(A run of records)

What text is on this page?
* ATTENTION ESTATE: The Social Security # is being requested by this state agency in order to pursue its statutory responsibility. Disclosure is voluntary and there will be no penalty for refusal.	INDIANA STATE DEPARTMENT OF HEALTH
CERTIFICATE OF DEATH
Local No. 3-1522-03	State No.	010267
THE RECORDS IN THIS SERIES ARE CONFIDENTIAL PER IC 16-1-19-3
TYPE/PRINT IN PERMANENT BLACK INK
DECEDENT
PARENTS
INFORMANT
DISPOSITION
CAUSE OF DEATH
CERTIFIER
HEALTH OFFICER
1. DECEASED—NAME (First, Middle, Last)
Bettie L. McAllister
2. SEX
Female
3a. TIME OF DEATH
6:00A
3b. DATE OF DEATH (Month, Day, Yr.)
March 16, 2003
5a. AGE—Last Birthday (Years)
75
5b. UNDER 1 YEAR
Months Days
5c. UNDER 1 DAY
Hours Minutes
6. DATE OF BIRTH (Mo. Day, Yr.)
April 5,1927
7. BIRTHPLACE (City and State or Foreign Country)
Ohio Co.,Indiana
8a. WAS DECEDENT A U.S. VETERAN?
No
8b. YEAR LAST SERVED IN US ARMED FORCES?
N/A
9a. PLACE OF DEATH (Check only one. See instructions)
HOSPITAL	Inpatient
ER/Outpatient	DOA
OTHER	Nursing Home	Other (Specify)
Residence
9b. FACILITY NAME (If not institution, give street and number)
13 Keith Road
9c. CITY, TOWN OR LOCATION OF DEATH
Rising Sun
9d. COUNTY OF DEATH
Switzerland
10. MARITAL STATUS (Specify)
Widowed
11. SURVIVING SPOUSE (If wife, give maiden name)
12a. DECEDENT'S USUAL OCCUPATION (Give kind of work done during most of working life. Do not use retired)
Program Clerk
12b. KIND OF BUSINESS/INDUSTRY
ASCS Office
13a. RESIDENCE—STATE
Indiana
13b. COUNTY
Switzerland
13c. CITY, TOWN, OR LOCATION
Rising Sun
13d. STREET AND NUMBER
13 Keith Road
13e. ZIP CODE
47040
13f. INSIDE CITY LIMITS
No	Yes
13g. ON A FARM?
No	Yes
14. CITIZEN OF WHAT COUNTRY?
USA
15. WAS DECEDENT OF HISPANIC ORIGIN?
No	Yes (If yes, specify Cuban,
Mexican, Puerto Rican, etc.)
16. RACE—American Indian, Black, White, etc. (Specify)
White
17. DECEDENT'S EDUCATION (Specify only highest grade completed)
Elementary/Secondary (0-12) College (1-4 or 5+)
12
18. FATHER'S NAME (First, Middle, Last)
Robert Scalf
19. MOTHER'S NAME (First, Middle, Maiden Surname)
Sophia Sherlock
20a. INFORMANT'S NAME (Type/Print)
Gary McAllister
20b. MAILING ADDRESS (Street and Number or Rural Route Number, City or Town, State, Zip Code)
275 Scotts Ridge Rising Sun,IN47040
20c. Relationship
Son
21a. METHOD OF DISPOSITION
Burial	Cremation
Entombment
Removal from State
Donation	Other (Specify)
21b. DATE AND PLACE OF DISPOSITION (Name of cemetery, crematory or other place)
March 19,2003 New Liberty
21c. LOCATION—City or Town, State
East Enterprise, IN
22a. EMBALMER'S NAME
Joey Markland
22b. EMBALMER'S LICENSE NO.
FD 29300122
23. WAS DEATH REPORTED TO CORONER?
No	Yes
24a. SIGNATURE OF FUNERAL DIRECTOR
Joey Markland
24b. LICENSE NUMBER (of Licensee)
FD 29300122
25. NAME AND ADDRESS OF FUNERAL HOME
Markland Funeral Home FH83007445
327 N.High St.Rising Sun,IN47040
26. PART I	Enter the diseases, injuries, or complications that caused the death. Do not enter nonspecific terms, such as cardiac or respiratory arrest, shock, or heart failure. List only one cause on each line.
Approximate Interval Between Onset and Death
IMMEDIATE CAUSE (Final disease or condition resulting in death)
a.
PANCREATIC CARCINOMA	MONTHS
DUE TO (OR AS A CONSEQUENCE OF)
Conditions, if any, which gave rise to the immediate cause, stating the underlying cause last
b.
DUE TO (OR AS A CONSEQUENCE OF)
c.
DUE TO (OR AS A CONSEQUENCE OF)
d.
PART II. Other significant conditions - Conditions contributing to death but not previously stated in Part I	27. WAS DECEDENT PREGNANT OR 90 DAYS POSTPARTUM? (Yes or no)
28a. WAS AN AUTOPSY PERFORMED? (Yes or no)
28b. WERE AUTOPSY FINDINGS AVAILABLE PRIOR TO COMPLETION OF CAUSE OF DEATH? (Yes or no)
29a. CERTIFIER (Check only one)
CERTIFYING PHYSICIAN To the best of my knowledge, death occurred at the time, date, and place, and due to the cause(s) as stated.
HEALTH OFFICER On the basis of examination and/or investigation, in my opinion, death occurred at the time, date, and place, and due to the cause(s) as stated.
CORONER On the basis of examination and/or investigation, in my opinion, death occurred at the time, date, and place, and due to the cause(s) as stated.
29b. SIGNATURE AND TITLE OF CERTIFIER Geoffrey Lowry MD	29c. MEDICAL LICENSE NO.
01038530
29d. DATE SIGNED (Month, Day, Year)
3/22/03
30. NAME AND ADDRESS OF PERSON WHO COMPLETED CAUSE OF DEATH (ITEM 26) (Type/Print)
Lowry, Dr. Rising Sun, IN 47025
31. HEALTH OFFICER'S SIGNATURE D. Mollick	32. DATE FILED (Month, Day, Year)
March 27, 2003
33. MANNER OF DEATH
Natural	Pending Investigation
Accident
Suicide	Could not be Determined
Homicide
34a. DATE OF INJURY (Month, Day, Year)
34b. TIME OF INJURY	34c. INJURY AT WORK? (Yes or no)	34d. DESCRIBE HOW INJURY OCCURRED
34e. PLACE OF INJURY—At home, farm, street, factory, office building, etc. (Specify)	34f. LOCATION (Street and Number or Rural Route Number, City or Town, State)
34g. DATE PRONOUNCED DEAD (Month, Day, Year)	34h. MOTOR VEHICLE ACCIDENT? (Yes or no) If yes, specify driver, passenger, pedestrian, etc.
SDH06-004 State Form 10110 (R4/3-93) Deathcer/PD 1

> Aim: Nothing should be changed: write out all of the data as is.

> Answer below:
What text is on this page?
* ATTENTION ESTATE: The Social Security # is being requested by this state agency in order to pursue its statutory responsibility. Disclosure is voluntary and there will be no penalty for refusal.	INDIANA STATE DEPARTMENT OF HEALTH
CERTIFICATE OF DEATH
Local No. 3-1522-03	State No.	010267
THE RECORDS IN THIS SERIES ARE CONFIDENTIAL PER IC 16-1-19-3
TYPE/PRINT IN PERMANENT BLACK INK
DECEDENT
PARENTS
INFORMANT
DISPOSITION
CAUSE OF DEATH
CERTIFIER
HEALTH OFFICER
1. DECEASED—NAME (First, Middle, Last)
Bettie L. McAllister
2. SEX
Female
3a. TIME OF DEATH
6:00A
3b. DATE OF DEATH (Month, Day, Yr.)
March 16, 2003
5a. AGE—Last Birthday (Years)
75
5b. UNDER 1 YEAR
Months Days
5c. UNDER 1 DAY
Hours Minutes
6. DATE OF BIRTH (Mo. Day, Yr.)
April 5,1927
7. BIRTHPLACE (City and State or Foreign Country)
Ohio Co.,Indiana
8a. WAS DECEDENT A U.S. VETERAN?
No
8b. YEAR LAST SERVED IN US ARMED FORCES?
N/A
9a. PLACE OF DEATH (Check only one. See instructions)
HOSPITAL	Inpatient
ER/Outpatient	DOA
OTHER	Nursing Home	Other (Specify)
Residence
9b. FACILITY NAME (If not institution, give street and number)
13 Keith Road
9c. CITY, TOWN OR LOCATION OF DEATH
Rising Sun
9d. COUNTY OF DEATH
Switzerland
10. MARITAL STATUS (Specify)
Widowed
11. SURVIVING SPOUSE (If wife, give maiden name)
12a. DECEDENT'S USUAL OCCUPATION (Give kind of work done during most of working life. Do not use retired)
Program Clerk
12b. KIND OF BUSINESS/INDUSTRY
ASCS Office
13a. RESIDENCE—STATE
Indiana
13b. COUNTY
Switzerland
13c. CITY, TOWN, OR LOCATION
Rising Sun
13d. STREET AND NUMBER
13 Keith Road
13e. ZIP CODE
47040
13f. INSIDE CITY LIMITS
No	Yes
13g. ON A FARM?
No	Yes
14. CITIZEN OF WHAT COUNTRY?
USA
15. WAS DECEDENT OF HISPANIC ORIGIN?
No	Yes (If yes, specify Cuban,
Mexican, Puerto Rican, etc.)
16. RACE—American Indian, Black, White, etc. (Specify)
White
17. DECEDENT'S EDUCATION (Specify only highest grade completed)
Elementary/Secondary (0-12) College (1-4 or 5+)
12
18. FATHER'S NAME (First, Middle, Last)
Robert Scalf
19. MOTHER'S NAME (First, Middle, Maiden Surname)
Sophia Sherlock
20a. INFORMANT'S NAME (Type/Print)
Gary McAllister
20b. MAILING ADDRESS (Street and Number or Rural Route Number, City or Town, State, Zip Code)
275 Scotts Ridge Rising Sun,IN47040
20c. Relationship
Son
21a. METHOD OF DISPOSITION
Burial	Cremation
Entombment
Removal from State
Donation	Other (Specify)
21b. DATE AND PLACE OF DISPOSITION (Name of cemetery, crematory or other place)
March 19,2003 New Liberty
21c. LOCATION—City or Town, State
East Enterprise, IN
22a. EMBALMER'S NAME
Joey Markland
22b. EMBALMER'S LICENSE NO.
FD 29300122
23. WAS DEATH REPORTED TO CORONER?
No	Yes
24a. SIGNATURE OF FUNERAL DIRECTOR
Joey Markland
24b. LICENSE NUMBER (of Licensee)
FD 29300122
25. NAME AND ADDRESS OF FUNERAL HOME
Markland Funeral Home FH83007445
327 N.High St.Rising Sun,IN47040
26. PART I	Enter the diseases, injuries, or complications that caused the death. Do not enter nonspecific terms, such as cardiac or respiratory arrest, shock, or heart failure. List only one cause on each line.
Approximate Interval Between Onset and Death
IMMEDIATE CAUSE (Final disease or condition resulting in death)
a.
PANCREATIC CARCINOMA	MONTHS
DUE TO (OR AS A CONSEQUENCE OF)
Conditions, if any, which gave rise to the immediate cause, stating the underlying cause last
b.
DUE TO (OR AS A CONSEQUENCE OF)
c.
DUE TO (OR AS A CONSEQUENCE OF)
d.
PART II. Other significant conditions - Conditions contributing to death but not previously stated in Part I	27. WAS DECEDENT PREGNANT OR 90 DAYS POSTPARTUM? (Yes or no)
28a. WAS AN AUTOPSY PERFORMED? (Yes or no)
28b. WERE AUTOPSY FINDINGS AVAILABLE PRIOR TO COMPLETION OF CAUSE OF DEATH? (Yes or no)
29a. CERTIFIER (Check only one)
CERTIFYING PHYSICIAN To the best of my knowledge, death occurred at the time, date, and place, and due to the cause(s) as stated.
HEALTH OFFICER On the basis of examination and/or investigation, in my opinion, death occurred at the time, date, and place, and due to the cause(s) as stated.
CORONER On the basis of examination and/or investigation, in my opinion, death occurred at the time, date, and place, and due to the cause(s) as stated.
29b. SIGNATURE AND TITLE OF CERTIFIER Geoffrey Lowry MD	29c. MEDICAL LICENSE NO.
01038530
29d. DATE SIGNED (Month, Day, Year)
3/22/03
30. NAME AND ADDRESS OF PERSON WHO COMPLETED CAUSE OF DEATH (ITEM 26) (Type/Print)
Lowry, Dr. Rising Sun, IN 47025
31. HEALTH OFFICER'S SIGNATURE D. Mollick	32. DATE FILED (Month, Day, Year)
March 27, 2003
33. MANNER OF DEATH
Natural	Pending Investigation
Accident
Suicide	Could not be Determined
Homicide
34a. DATE OF INJURY (Month, Day, Year)
34b. TIME OF INJURY	34c. INJURY AT WORK? (Yes or no)	34d. DESCRIBE HOW INJURY OCCURRED
34e. PLACE OF INJURY—At home, farm, street, factory, office building, etc. (Specify)	34f. LOCATION (Street and Number or Rural Route Number, City or Town, State)
34g. DATE PRONOUNCED DEAD (Month, Day, Year)	34h. MOTOR VEHICLE ACCIDENT? (Yes or no) If yes, specify driver, passenger, pedestrian, etc.
SDH06-004 State Form 10110 (R4/3-93) Deathcer/PD 1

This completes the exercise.